_WHAT IS BEING ASKED_: Write the entries below out again exactly; any picture in them stays out.

Collected data entries:

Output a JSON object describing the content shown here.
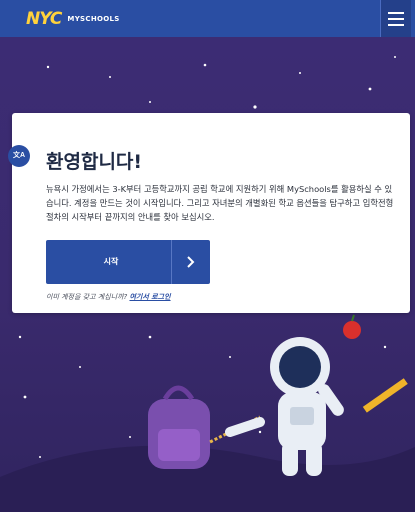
{
  "header": {
    "logo_nyc": "NYC",
    "logo_myschools": "MYSCHOOLS",
    "menu_icon": "hamburger-icon"
  },
  "card": {
    "translate_badge": "文A",
    "title": "환영합니다!",
    "body": "뉴욕시 가정에서는 3-K부터 고등학교까지 공립 학교에 지원하기 위해 MySchools를 활용하실 수 있습니다. 계정을 만드는 것이 시작입니다. 그리고 자녀분의 개별화된 학교 옵션들을 탐구하고 입학전형 절차의 시작부터 끝까지의 안내를 찾아 보십시오.",
    "start_button": "시작",
    "login_prompt": "이미 계정을 갖고 계십니까?",
    "login_link": "여기서 로그인"
  },
  "colors": {
    "header_bg": "#2a4ea3",
    "logo_yellow": "#ffd23c",
    "sky": "#3b2a6e",
    "button": "#2a4ea3"
  }
}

_WRITTEN RESPONSE_:
Output a JSON object describing the content shown here.
{
  "header": {
    "logo_nyc": "NYC",
    "logo_myschools": "MYSCHOOLS",
    "menu_icon": "hamburger-icon"
  },
  "card": {
    "translate_badge": "文A",
    "title": "환영합니다!",
    "body": "뉴욕시 가정에서는 3-K부터 고등학교까지 공립 학교에 지원하기 위해 MySchools를 활용하실 수 있습니다. 계정을 만드는 것이 시작입니다. 그리고 자녀분의 개별화된 학교 옵션들을 탐구하고 입학전형 절차의 시작부터 끝까지의 안내를 찾아 보십시오.",
    "start_button": "시작",
    "login_prompt": "이미 계정을 갖고 계십니까?",
    "login_link": "여기서 로그인"
  },
  "colors": {
    "header_bg": "#2a4ea3",
    "logo_yellow": "#ffd23c",
    "sky": "#3b2a6e",
    "button": "#2a4ea3"
  }
}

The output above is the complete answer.